● **Description of the task**
Lines containing the word "Email" are the ones to copy from the records below.

● **Stored entries**

------------------------------------------------------------------------

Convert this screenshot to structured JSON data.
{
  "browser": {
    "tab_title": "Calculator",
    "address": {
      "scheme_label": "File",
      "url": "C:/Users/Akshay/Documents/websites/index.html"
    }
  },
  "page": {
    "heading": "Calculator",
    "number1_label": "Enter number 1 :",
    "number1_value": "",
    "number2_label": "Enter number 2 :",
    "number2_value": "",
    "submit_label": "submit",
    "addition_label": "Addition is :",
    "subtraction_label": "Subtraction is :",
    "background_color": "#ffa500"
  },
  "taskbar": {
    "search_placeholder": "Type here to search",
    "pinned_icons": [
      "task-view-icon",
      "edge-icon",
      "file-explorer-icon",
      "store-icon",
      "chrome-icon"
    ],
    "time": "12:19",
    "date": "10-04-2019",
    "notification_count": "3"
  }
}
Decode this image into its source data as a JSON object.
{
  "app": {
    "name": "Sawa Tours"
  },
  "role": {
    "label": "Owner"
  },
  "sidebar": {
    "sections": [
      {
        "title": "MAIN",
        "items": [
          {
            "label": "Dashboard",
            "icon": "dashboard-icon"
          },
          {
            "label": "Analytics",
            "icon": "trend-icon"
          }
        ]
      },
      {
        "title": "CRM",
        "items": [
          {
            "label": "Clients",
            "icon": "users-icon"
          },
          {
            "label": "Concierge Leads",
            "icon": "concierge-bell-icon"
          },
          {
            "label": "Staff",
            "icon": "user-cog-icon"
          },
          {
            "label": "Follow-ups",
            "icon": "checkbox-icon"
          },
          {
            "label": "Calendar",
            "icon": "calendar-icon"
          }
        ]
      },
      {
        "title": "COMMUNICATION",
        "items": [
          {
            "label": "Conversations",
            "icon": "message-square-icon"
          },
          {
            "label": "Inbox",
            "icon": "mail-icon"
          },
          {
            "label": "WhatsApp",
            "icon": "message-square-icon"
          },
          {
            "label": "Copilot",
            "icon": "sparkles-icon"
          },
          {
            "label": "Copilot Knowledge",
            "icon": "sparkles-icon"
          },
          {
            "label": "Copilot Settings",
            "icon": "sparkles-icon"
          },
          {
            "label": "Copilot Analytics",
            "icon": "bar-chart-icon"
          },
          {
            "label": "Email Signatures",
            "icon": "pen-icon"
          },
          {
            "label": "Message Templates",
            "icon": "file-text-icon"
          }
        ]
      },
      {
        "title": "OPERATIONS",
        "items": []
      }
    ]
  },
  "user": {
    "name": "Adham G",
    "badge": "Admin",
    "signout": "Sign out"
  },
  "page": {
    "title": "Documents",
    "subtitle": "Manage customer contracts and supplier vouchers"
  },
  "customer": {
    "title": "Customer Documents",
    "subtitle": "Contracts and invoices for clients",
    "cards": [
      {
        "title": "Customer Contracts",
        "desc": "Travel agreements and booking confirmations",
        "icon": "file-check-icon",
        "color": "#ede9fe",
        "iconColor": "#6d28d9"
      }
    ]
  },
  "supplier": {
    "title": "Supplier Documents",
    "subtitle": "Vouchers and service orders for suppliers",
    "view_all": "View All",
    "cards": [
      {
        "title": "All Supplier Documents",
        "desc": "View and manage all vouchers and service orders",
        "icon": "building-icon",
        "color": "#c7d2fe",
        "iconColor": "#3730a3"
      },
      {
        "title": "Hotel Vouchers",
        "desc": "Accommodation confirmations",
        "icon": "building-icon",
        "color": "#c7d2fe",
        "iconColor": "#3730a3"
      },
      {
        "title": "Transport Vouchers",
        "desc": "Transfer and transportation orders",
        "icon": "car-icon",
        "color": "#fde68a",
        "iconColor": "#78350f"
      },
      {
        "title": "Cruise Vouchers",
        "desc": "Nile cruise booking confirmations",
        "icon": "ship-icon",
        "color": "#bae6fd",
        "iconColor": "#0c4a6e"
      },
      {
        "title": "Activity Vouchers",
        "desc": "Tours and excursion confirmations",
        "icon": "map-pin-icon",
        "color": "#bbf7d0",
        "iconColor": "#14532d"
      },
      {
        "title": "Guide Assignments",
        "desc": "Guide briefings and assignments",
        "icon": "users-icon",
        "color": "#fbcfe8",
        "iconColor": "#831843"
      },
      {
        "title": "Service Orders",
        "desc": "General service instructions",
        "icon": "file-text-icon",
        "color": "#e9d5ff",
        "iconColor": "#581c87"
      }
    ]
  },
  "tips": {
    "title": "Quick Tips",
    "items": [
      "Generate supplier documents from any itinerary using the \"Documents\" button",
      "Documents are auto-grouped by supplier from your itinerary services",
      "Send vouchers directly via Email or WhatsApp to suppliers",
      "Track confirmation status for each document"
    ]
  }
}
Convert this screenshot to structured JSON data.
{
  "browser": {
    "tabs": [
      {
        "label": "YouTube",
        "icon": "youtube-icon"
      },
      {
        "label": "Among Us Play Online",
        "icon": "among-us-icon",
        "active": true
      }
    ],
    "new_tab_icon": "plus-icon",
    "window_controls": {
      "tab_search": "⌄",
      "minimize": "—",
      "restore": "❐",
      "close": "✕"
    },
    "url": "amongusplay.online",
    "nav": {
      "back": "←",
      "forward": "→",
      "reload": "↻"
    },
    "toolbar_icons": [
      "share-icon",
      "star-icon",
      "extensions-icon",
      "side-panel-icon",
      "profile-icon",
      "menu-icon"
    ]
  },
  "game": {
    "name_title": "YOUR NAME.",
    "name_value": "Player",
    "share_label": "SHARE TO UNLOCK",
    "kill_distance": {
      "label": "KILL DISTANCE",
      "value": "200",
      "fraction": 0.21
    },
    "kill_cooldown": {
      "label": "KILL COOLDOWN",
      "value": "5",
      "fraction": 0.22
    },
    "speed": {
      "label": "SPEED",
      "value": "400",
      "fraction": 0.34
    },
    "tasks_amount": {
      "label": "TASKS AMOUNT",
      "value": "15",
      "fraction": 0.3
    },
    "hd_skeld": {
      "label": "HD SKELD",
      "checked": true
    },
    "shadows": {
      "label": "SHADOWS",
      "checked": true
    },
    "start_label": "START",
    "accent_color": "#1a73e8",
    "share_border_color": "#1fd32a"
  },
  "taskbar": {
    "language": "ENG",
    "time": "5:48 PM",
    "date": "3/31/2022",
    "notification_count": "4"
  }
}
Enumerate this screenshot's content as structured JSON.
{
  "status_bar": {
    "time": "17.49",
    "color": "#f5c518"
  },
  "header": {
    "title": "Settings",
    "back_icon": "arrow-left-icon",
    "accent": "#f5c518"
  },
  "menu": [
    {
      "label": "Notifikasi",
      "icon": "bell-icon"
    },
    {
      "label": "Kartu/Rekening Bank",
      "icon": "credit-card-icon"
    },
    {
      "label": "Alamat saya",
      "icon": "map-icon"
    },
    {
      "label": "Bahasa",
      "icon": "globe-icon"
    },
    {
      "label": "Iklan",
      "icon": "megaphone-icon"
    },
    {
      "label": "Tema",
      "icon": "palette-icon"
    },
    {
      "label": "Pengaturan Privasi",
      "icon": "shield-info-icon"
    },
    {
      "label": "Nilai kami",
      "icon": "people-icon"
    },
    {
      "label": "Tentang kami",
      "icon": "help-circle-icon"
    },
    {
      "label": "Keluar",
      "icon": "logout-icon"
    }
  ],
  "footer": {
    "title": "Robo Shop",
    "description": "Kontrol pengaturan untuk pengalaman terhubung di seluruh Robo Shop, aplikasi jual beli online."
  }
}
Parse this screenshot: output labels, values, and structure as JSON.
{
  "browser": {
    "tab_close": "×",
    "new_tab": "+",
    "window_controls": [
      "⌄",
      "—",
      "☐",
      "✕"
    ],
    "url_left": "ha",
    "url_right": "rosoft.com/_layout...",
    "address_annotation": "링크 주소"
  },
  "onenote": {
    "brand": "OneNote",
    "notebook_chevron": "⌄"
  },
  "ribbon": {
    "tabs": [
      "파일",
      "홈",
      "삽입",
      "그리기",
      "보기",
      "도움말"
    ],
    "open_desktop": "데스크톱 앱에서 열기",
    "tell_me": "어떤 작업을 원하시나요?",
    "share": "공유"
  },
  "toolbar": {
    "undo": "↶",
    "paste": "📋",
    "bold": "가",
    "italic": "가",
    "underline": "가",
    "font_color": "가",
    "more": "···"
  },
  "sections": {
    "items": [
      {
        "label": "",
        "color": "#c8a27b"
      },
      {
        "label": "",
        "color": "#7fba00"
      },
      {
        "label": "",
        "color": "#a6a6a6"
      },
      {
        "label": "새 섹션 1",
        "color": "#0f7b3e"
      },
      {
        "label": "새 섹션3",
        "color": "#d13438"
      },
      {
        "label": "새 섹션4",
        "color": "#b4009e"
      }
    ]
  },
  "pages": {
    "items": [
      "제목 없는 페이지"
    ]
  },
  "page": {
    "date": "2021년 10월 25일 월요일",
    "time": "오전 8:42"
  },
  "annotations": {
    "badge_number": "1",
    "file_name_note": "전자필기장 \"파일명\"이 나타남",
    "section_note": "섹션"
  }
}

------------------------------------------------------------------------

● **Result below**
            "label": "Email Signatures",
      "Send vouchers directly via Email or WhatsApp to suppliers",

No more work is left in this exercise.